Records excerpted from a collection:
++++++++

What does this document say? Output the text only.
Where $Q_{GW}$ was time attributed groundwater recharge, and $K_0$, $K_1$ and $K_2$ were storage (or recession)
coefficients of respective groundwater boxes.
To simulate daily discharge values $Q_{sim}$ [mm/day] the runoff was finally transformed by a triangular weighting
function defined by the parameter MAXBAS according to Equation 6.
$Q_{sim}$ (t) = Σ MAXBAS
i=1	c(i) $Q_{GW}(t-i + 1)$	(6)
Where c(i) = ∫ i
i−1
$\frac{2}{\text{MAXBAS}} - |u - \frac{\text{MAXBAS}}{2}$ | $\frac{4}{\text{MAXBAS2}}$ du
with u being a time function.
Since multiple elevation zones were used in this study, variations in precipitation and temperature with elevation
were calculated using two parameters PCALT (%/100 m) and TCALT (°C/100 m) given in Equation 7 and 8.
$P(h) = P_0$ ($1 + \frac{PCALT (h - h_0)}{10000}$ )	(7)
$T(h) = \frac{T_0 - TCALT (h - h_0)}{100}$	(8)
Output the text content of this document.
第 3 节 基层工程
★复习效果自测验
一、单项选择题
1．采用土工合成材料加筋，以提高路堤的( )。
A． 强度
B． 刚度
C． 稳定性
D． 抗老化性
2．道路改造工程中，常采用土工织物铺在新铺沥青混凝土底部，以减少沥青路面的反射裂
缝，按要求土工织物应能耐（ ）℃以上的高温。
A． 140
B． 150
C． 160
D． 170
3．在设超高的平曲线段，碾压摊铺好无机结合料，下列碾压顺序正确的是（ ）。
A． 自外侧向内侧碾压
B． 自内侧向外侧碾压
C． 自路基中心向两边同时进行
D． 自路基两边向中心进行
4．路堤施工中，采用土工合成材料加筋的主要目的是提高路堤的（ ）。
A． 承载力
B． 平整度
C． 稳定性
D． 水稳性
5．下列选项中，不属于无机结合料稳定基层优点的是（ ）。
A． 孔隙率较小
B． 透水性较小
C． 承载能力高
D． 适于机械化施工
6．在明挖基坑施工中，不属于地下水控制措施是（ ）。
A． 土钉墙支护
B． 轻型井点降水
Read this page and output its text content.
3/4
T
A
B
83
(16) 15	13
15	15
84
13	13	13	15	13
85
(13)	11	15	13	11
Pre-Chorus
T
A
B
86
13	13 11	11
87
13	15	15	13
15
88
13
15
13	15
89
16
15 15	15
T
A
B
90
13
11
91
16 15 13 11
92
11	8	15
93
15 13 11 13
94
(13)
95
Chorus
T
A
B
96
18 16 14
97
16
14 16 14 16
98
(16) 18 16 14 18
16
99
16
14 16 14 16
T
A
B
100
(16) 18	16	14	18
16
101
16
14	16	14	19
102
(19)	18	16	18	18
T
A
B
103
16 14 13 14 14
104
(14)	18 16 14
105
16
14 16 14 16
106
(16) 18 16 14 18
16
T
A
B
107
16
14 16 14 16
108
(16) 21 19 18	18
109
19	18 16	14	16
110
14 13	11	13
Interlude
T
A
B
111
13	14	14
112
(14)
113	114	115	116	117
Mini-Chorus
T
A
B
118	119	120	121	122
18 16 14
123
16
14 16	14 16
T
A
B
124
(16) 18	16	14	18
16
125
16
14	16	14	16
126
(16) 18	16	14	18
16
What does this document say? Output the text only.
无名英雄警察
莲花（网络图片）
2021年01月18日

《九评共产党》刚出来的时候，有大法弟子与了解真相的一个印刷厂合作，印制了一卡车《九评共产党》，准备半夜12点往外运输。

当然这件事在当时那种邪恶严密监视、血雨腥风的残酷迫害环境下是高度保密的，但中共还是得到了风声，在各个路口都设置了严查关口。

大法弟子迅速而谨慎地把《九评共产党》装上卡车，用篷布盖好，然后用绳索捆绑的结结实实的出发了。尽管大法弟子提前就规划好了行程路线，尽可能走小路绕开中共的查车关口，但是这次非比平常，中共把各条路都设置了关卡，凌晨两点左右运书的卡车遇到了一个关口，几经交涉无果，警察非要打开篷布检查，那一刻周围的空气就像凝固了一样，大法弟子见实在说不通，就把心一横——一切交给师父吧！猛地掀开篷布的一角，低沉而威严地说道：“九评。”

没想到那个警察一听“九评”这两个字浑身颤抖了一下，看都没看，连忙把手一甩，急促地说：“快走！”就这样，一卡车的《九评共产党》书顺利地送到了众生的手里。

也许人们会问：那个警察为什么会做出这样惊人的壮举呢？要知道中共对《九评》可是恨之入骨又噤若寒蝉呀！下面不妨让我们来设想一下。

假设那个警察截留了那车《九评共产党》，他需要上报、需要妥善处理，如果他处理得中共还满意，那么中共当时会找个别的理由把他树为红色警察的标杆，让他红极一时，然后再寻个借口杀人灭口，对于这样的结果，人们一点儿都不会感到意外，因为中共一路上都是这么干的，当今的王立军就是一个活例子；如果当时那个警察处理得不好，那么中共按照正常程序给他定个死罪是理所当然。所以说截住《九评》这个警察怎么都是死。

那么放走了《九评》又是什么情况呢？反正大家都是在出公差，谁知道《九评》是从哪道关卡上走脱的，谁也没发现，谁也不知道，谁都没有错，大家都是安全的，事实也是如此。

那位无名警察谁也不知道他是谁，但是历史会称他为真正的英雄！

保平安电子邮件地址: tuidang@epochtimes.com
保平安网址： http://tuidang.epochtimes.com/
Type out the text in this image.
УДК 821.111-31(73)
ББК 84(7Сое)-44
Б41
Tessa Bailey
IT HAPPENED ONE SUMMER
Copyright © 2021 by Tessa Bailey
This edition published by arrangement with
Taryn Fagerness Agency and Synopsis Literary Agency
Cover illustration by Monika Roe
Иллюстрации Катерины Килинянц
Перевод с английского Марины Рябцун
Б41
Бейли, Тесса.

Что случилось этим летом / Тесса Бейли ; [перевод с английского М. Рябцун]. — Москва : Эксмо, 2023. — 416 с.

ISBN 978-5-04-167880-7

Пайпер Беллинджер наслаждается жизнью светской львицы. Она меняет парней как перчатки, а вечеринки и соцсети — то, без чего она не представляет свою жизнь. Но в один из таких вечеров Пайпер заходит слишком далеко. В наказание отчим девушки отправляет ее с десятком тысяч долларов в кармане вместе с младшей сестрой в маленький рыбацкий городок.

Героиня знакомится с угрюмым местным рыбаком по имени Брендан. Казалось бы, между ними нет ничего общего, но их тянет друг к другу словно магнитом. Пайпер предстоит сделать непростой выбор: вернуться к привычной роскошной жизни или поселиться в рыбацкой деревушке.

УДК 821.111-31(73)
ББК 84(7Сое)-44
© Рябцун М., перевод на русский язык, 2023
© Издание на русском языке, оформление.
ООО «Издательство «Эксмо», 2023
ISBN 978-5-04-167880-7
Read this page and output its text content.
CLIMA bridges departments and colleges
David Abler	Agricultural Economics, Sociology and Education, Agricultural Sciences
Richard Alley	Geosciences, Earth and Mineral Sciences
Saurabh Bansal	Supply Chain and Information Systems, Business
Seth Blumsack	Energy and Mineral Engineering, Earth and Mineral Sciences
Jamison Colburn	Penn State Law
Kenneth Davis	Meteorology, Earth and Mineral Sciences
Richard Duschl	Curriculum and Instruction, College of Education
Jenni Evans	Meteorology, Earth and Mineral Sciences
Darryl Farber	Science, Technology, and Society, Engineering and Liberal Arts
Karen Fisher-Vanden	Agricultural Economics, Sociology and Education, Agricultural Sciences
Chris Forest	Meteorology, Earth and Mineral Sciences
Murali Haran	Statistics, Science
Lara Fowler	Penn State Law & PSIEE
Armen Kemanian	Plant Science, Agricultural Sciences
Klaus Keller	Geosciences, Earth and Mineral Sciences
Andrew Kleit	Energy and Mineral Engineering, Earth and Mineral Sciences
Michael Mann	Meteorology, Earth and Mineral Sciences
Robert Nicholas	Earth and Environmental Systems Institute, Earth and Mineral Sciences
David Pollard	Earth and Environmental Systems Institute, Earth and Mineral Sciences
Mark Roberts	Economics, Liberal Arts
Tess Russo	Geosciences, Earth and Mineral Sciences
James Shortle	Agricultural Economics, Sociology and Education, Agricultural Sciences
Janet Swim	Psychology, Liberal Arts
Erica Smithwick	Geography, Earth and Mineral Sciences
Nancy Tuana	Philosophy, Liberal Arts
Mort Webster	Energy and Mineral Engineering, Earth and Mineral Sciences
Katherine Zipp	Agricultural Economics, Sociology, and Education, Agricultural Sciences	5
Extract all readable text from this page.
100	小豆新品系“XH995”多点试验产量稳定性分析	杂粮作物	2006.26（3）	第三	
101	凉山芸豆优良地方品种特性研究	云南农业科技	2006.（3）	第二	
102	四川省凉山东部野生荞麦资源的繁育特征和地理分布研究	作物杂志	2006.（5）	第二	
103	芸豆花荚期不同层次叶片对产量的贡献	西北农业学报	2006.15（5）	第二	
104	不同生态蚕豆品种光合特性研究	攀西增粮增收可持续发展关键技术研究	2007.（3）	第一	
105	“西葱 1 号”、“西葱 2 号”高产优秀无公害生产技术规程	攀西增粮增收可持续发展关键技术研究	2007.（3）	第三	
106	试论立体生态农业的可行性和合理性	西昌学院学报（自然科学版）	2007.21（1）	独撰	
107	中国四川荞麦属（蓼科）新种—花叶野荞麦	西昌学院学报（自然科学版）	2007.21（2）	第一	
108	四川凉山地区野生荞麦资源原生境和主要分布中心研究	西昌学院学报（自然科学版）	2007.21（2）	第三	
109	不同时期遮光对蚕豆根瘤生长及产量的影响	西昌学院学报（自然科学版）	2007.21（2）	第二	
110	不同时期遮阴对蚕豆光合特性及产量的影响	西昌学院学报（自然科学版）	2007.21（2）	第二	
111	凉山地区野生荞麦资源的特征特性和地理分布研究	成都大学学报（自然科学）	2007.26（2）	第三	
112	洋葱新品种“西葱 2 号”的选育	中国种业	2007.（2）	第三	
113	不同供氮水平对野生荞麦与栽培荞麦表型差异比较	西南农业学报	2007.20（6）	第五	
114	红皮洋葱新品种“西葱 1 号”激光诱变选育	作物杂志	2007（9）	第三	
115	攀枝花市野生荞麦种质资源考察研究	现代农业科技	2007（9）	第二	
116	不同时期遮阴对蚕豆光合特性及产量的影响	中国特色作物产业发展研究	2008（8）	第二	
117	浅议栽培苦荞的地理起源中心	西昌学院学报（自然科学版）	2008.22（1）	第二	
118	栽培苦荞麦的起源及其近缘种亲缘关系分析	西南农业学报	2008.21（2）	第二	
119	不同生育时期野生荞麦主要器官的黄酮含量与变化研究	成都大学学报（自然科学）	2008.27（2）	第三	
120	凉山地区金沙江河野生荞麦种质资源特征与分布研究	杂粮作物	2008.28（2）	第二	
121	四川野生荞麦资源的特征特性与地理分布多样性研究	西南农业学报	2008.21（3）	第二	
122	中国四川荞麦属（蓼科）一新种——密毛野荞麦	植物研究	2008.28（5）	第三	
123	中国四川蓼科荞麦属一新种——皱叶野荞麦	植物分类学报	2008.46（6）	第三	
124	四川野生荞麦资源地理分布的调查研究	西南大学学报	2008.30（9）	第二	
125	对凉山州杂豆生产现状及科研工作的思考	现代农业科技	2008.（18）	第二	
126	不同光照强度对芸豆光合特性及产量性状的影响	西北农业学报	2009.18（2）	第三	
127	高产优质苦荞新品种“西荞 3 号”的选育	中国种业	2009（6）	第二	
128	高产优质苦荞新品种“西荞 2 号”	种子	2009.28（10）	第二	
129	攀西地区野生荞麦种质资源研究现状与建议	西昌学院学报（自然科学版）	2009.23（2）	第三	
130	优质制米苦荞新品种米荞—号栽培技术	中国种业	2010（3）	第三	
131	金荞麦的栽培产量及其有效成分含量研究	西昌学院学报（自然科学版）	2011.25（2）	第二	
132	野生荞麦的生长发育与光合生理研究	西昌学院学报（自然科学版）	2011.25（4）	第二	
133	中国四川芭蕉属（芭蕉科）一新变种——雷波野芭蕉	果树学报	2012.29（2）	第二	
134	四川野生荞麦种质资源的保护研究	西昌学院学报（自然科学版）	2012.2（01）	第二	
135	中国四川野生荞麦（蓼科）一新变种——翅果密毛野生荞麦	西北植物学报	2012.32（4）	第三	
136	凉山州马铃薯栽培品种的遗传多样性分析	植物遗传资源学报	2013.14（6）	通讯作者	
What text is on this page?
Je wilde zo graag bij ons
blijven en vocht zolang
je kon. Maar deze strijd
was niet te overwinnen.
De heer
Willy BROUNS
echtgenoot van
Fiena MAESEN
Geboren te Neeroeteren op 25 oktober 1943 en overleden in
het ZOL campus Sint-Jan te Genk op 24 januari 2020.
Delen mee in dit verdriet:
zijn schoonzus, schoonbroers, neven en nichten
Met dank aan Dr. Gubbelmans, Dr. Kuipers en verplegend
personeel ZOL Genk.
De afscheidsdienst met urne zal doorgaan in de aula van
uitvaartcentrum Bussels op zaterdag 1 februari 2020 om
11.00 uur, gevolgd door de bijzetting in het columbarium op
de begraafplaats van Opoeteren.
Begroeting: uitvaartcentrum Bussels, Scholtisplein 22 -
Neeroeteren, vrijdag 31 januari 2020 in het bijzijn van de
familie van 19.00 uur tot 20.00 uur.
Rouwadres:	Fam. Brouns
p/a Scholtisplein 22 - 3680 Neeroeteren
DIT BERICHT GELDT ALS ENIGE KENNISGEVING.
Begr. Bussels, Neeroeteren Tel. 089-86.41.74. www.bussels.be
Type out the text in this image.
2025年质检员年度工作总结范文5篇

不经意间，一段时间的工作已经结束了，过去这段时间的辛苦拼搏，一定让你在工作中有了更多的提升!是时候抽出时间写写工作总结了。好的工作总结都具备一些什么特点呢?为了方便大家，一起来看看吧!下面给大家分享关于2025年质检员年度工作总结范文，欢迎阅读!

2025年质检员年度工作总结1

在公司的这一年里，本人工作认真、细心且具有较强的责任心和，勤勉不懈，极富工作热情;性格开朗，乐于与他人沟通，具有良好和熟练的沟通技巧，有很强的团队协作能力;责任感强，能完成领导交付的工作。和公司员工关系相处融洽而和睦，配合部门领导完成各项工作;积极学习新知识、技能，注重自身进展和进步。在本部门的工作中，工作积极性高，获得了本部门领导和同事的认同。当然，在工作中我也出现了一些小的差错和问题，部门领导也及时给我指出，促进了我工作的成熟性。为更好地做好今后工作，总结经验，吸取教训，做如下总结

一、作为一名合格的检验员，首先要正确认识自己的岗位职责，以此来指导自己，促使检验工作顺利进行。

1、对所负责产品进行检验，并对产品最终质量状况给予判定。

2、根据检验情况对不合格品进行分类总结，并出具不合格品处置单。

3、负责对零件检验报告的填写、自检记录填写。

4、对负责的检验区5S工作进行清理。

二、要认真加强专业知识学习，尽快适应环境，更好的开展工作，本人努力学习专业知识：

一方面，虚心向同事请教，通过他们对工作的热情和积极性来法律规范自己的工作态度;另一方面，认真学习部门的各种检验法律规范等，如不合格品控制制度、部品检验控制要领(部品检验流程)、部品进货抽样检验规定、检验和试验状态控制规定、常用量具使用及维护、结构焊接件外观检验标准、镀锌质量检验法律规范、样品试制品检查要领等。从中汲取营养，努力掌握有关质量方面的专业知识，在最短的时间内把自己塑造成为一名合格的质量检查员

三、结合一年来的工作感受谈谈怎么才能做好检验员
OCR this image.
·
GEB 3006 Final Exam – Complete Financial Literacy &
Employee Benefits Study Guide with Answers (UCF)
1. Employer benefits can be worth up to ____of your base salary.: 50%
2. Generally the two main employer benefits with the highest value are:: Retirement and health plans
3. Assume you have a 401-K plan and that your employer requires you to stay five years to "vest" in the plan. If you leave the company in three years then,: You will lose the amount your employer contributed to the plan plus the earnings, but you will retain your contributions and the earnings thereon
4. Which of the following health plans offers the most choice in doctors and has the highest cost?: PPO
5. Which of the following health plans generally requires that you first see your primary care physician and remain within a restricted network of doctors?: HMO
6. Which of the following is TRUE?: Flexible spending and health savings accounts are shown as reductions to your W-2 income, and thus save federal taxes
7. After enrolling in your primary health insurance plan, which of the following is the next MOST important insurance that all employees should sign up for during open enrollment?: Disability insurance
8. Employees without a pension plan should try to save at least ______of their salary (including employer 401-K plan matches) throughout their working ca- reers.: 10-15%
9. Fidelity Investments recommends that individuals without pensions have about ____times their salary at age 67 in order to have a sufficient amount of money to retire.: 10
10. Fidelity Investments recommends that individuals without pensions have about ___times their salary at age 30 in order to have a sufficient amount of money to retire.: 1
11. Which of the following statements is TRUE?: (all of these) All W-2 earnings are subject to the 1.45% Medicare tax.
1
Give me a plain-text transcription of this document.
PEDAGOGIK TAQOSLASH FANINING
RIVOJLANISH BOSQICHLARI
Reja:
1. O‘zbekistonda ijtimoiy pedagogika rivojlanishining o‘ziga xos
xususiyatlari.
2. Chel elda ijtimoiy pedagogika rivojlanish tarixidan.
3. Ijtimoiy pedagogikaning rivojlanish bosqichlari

++++++++

Quote verbatim the line containing "Give me a plain-text" and every line after it through the end of the records above.

Give me a plain-text transcription of this document.
PEDAGOGIK TAQOSLASH FANINING
RIVOJLANISH BOSQICHLARI
Reja:
1. O‘zbekistonda ijtimoiy pedagogika rivojlanishining o‘ziga xos
xususiyatlari.
2. Chel elda ijtimoiy pedagogika rivojlanish tarixidan.
3. Ijtimoiy pedagogikaning rivojlanish bosqichlari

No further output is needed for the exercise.